Tugas yang Dikerjakan →
• 1. Salin tanpa perubahan bagian teks tentang tahap teologis dan metafisik dari "Fase ini dapat dikatakan" sampai "menaklukkan masyarakat lain.".
• 2. Menurut teks tentang tahap teologis dan metafisik, kira-kira pada tahun berapa tahapan metafisik terjadi?
• 3. Teruskan teks tentang tahap teologis dan metafisik, mulai setelah kalimat terakhir yang ditampilkan.

Bagian Dokumen →
== == ==

Di sisi lain Fetisisme adalah bentuk pikiran yang dominan dalam masyarakat primitif, meliputi kepercayaan bahwa semua benda memiliki kelengkapan kekuatan hidupnya sendiri (roh-roh).
Dan manusia pada tahap ini mulai mempercayai kekuatan jimat atau benda. Fase ini pula dapat dikatakan sebagai fase awal sistem teologis dan militer.
Sedangkan Politheisme ialah anggapan yang muncul karena ada kekuatan-kekuatan yang mengatur kehidupan atau gejala alam (dewa-dewa atau makhluk ghaib).
Pada tahap ini sudah muncul kehidupan kota, pemilikan tanah menjadi institusi sosial, adanya sistem kasta dan perang dianggap sebagai satu-satunya cara menciptakan atau meraih kehidupan politik yang kekal.
Fase ini dapat pula dikatakan sebagai fase pengembangan sistem teologi dan militer.
Monotheisme ialah kepercayaan pada dewa yang mulai digantikan dengan zat tunggal atau hanya Tuhan yang berdaulat dan berkuasa untuk mengendalikan alam ini.
Fase ini dapat dikatakan sebagai fase modifikasi sistem teologi dan militer. Modifikasi sistem militer (militerisme) yang dimaksud adalah suatu hubungan sosial masyarakat bersifat militer di mana masyarakat senantiasa bertujuan untuk menundukkan dan menaklukkan masyarakat lain.
Sebagai ilustrasi yakni Ketika ada fenomena gerhana bulan masyarakat pada tahap teologis ini mengangap bulan telah dimakan Butho (Raksasa Jahat).
Tahap metafisik
Tahap metafisik adalah tahapan dimana masyarakat percaya bahwa kekuatan abstrak menentukan kejadian di dunia. Tahapan metafisik merupakan hasil pergesaran dari tahapan teologis dan terjadi kira-kira 1300-1800 M.

== == ==

Data Tersedia →
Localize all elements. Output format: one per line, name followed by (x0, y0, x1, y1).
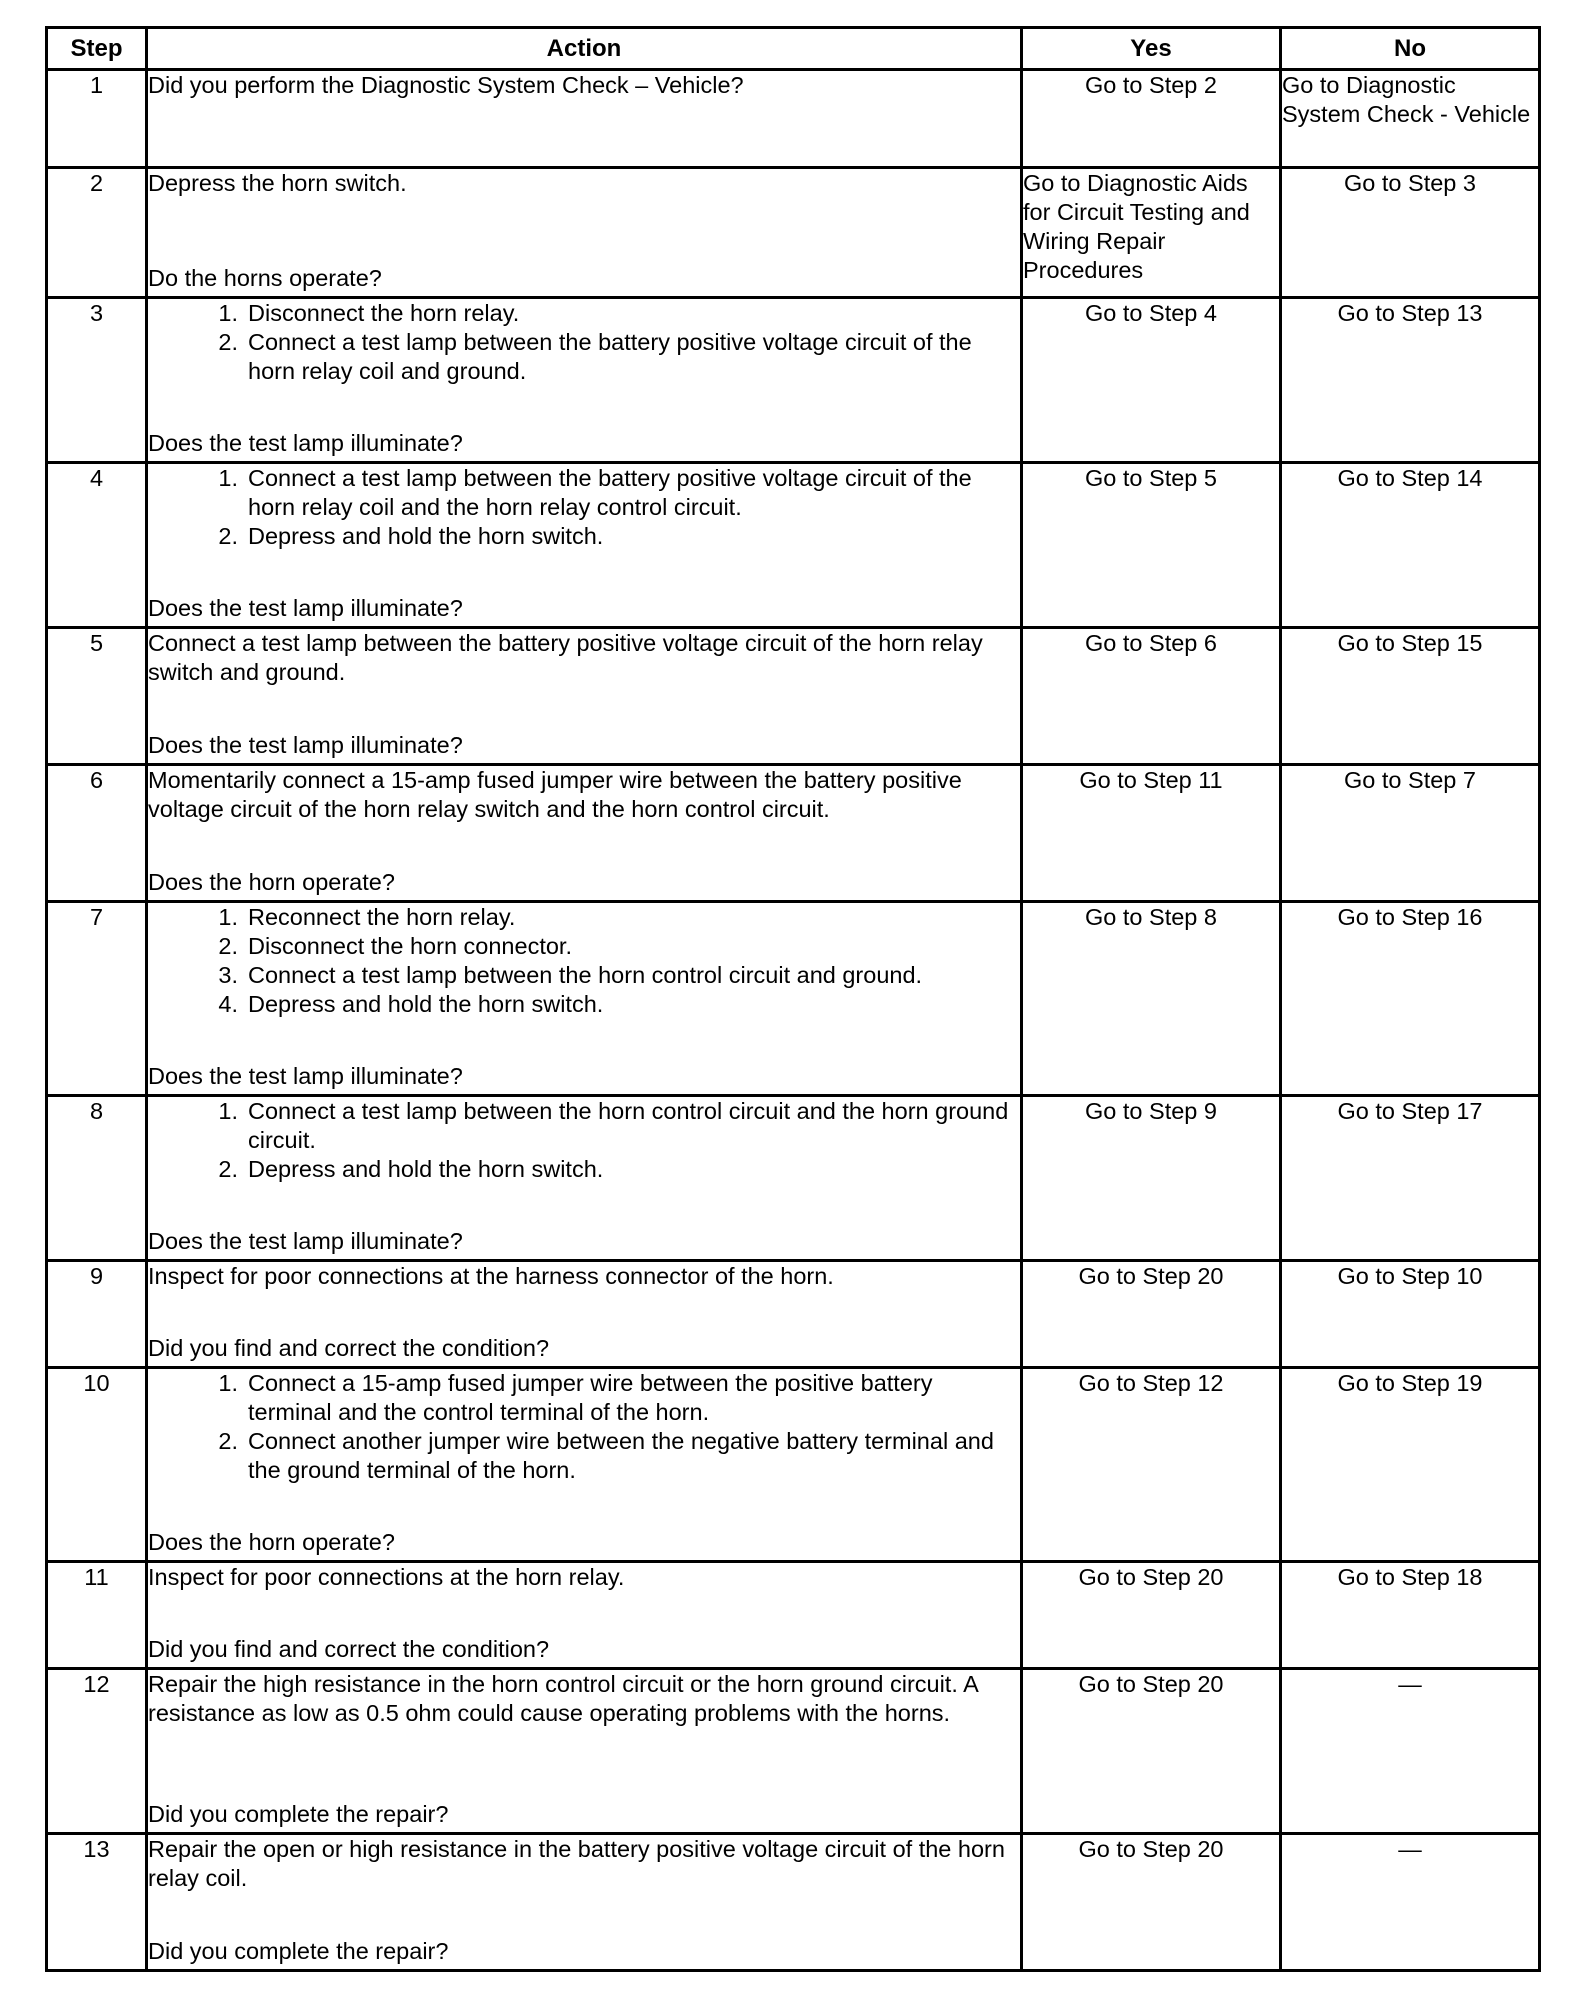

== == ==

Daftar Jawaban →
• 1.
Fase ini dapat dikatakan sebagai fase modifikasi sistem teologi dan militer. Modifikasi sistem militer (militerisme) yang dimaksud adalah suatu hubungan sosial masyarakat bersifat militer di mana masyarakat senantiasa bertujuan untuk menundukkan dan menaklukkan masyarakat lain.

• 2. Kira-kira 1300-1800 M.

• 3.
Pada tahap metafisik ini mulai muncul konsep-konsep abstrak atau kekuatan abstrak selain tuhan yakni alam. Tahapan ini mempercayai bahwa segala kejadian di muka bumi adalah hukum alam yang tidak dapat diubah dan masyarakat mencari penjelasan atas fenomena yang dialami dengan konsep impersonal abstrak
Tahapan ini merupakan fase transisi antara tahap teologis menuju ke tahap positifistik sehingga disebut dengan masa remaja intelegensia manusia.
Tahap ini ditandai dengan adanya satu kepercayaan manusia akan hukum-hukum alam secara abstrak yang diilustrasikan dengan bentuk pemikiran yang bersifat filosofis, abstrak dan universal.
Jadi, kepercayaannya bukan lagi kepada kekuatan dewa-dewa yang spesifik akan tetapi pemikiran manusia terbelenggu oleh konsep filosofis dan metafisis yang ditanamkan oleh filosof maupun orang agamawan secara abstrak dan universal (agen-agen ghaib digantikan dengan kekuatan abstrak), seperti “Akal Sehat”nya Abad Pencerahan.
Dalam kehidupan sosial, masyarakat tidak lagi bersifat militer akan tetapi juga belum bersifat industrial. Pada konteks masa ini tujuan utama masyarakat bukan berupa penaklukan saja tetapi diperkuat dengan adanya peningkatan produksi.
Alhasil, sistem perbudakan individual memang bergeser terhapus akan tetapi perbudakan yang dimiliki oleh produsen masih memperoleh berbagai haknya dalam hubungannya dengan militer.
Oleh karenanya ada dua tujuan aktifitasnya yaitu penaklukan dan produksi. Produsen dilindungi sebagai suatu sumber kemiliteran dan perang dianggap secara sistematik penting untuk mengembangkan tingkat produksinya.
Artinya tahapan ini merupakan jembatan atau tahap transisi dari masyarakat militer (primitif) menuju industri.
Sebagai ilustrasi salah satunya adalah banyak orang yang sudah berpendidikan tinggi namun dia masih percaya pada peramal atau dukun (dalam kosmologi jawa)
Tahap Positivisme
Tahapan positivisme mempercayai bahwa semua gejala alam atau fenomena yang terjadi dapat dijelaskan secara ilmiah berdasarkan peninjauan, pengujian dan dapat dibuktikan secara empiris.
Kata positivisme pertama kali dikenalkan oleh Saint Simon teman sekaligus guru Comte. Tahapan ini mempercayai bahwa ilmu adalah satu-satunya pengetahuan yang valid dan fakta-fakta sejarah yang mungkin dapat menjadi obyek pengetahuan.
Dengan demikian positivisme menolak keberadaan segala kekuatan atau subyek di belakang fakta. Menolak segala penggunaan metode diluar yang digunakan untuk menelaah fakta.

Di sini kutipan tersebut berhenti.